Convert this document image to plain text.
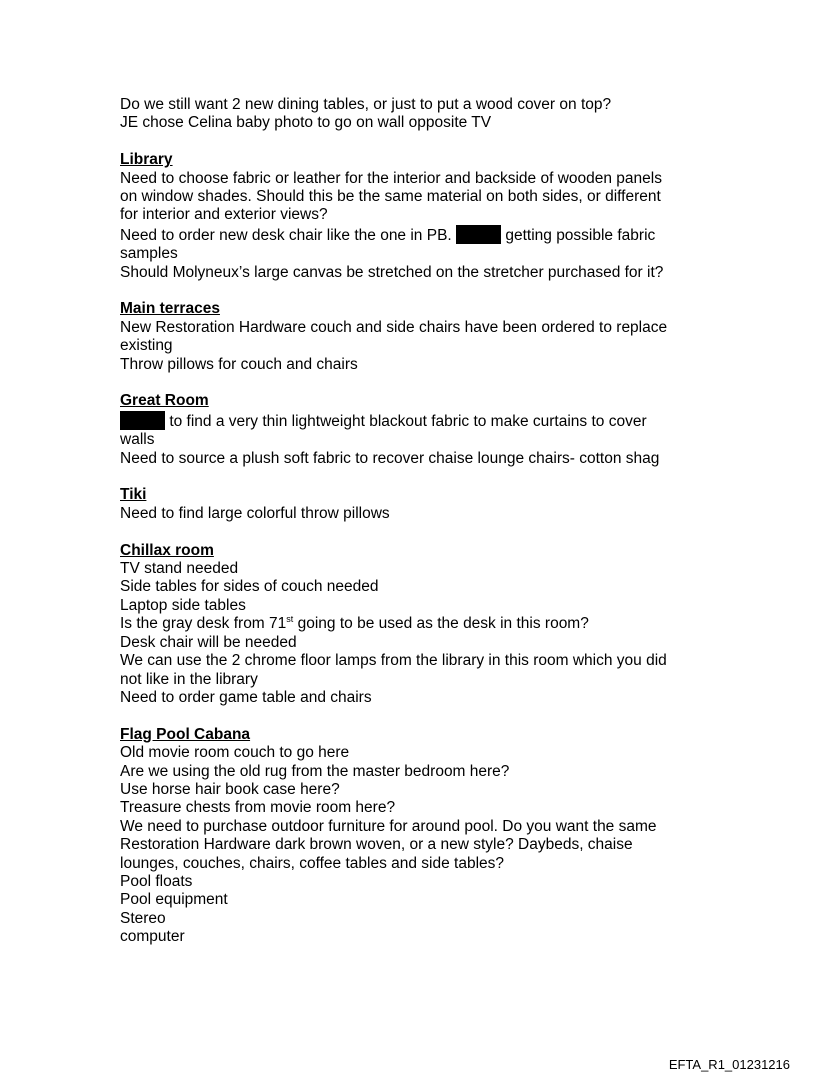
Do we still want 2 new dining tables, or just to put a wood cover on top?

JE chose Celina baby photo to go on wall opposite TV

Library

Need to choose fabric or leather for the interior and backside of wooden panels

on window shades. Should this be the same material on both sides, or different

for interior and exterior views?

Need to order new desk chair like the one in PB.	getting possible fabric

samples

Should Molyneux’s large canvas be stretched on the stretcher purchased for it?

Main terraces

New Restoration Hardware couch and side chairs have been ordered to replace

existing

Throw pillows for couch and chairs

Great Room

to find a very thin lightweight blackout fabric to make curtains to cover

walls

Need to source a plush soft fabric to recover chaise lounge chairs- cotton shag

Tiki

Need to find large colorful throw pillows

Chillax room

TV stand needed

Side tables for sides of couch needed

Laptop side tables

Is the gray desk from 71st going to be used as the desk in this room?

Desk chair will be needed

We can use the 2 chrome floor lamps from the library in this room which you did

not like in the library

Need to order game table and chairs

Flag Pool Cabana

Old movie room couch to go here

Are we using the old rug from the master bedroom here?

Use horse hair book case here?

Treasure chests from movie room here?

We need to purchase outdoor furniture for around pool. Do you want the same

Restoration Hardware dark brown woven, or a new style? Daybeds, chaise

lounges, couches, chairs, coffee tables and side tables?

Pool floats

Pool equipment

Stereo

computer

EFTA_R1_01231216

::::

* [Instructions for the task]: From the entries above, collect every line with the string "same" in it.

* [Exercise result]:
on window shades. Should this be the same material on both sides, or different
We need to purchase outdoor furniture for around pool. Do you want the same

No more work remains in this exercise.